**** ENTRIES ****

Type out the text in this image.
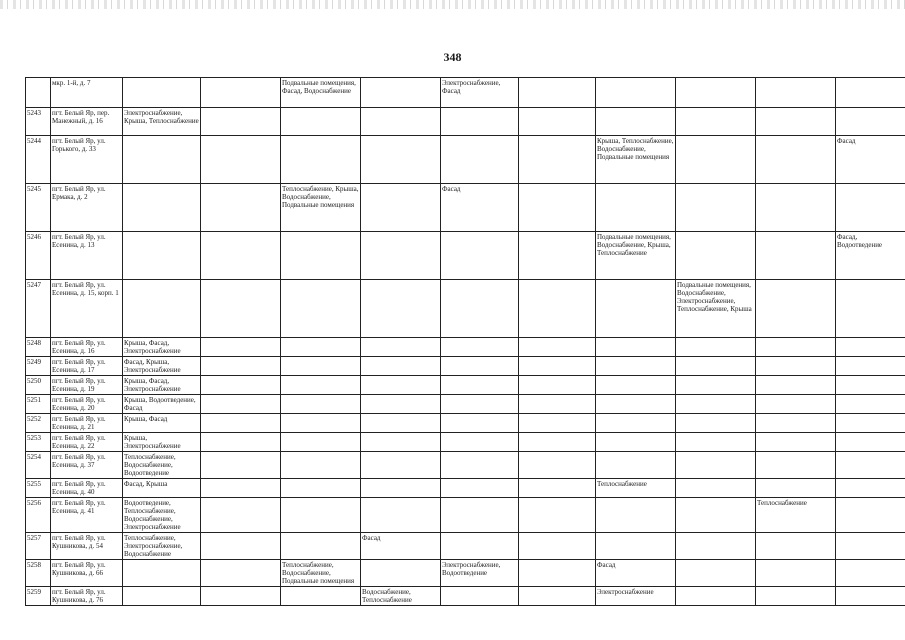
348
	мкр. 1-й, д. 7			Подвальные помещения, Фасад, Водоснабжение		Электроснабжение, Фасад					
5243	пгт. Белый Яр, пер. Манежный, д. 16	Электроснабжение, Крыша, Теплоснабжение									
5244	пгт. Белый Яр, ул. Горького, д. 33							Крыша, Теплоснабжение, Водоснабжение, Подвальные помещения			Фасад
5245	пгт. Белый Яр, ул. Ермака, д. 2			Теплоснабжение, Крыша, Водоснабжение, Подвальные помещения		Фасад					
5246	пгт. Белый Яр, ул. Есенина, д. 13							Подвальные помещения, Водоснабжение, Крыша, Теплоснабжение			Фасад, Водоотведение
5247	пгт. Белый Яр, ул. Есенина, д. 15, корп. 1								Подвальные помещения, Водоснабжение, Электроснабжение, Теплоснабжение, Крыша		
5248	пгт. Белый Яр, ул. Есенина, д. 16	Крыша, Фасад, Электроснабжение									
5249	пгт. Белый Яр, ул. Есенина, д. 17	Фасад, Крыша, Электроснабжение									
5250	пгт. Белый Яр, ул. Есенина, д. 19	Крыша, Фасад, Электроснабжение									
5251	пгт. Белый Яр, ул. Есенина, д. 20	Крыша, Водоотведение, Фасад									
5252	пгт. Белый Яр, ул. Есенина, д. 21	Крыша, Фасад									
5253	пгт. Белый Яр, ул. Есенина, д. 22	Крыша, Электроснабжение									
5254	пгт. Белый Яр, ул. Есенина, д. 37	Теплоснабжение, Водоснабжение, Водоотведение									
5255	пгт. Белый Яр, ул. Есенина, д. 40	Фасад, Крыша						Теплоснабжение			
5256	пгт. Белый Яр, ул. Есенина, д. 41	Водоотведение, Теплоснабжение, Водоснабжение, Электроснабжение								Теплоснабжение	
5257	пгт. Белый Яр, ул. Кушникова, д. 54	Теплоснабжение, Электроснабжение, Водоснабжение			Фасад						
5258	пгт. Белый Яр, ул. Кушникова, д. 66			Теплоснабжение, Водоснабжение, Подвальные помещения		Электроснабжение, Водоотведение		Фасад			
5259	пгт. Белый Яр, ул. Кушникова, д. 76				Водоснабжение, Теплоснабжение			Электроснабжение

****

Check each line of the records for "Кушникова" and copy the ones that contain it.

→ FINISHED EXERCISE:
5257	пгт. Белый Яр, ул. Кушникова, д. 54	Теплоснабжение, Электроснабжение, Водоснабжение			Фасад						
5258	пгт. Белый Яр, ул. Кушникова, д. 66			Теплоснабжение, Водоснабжение, Подвальные помещения		Электроснабжение, Водоотведение		Фасад			
5259	пгт. Белый Яр, ул. Кушникова, д. 76				Водоснабжение, Теплоснабжение			Электроснабжение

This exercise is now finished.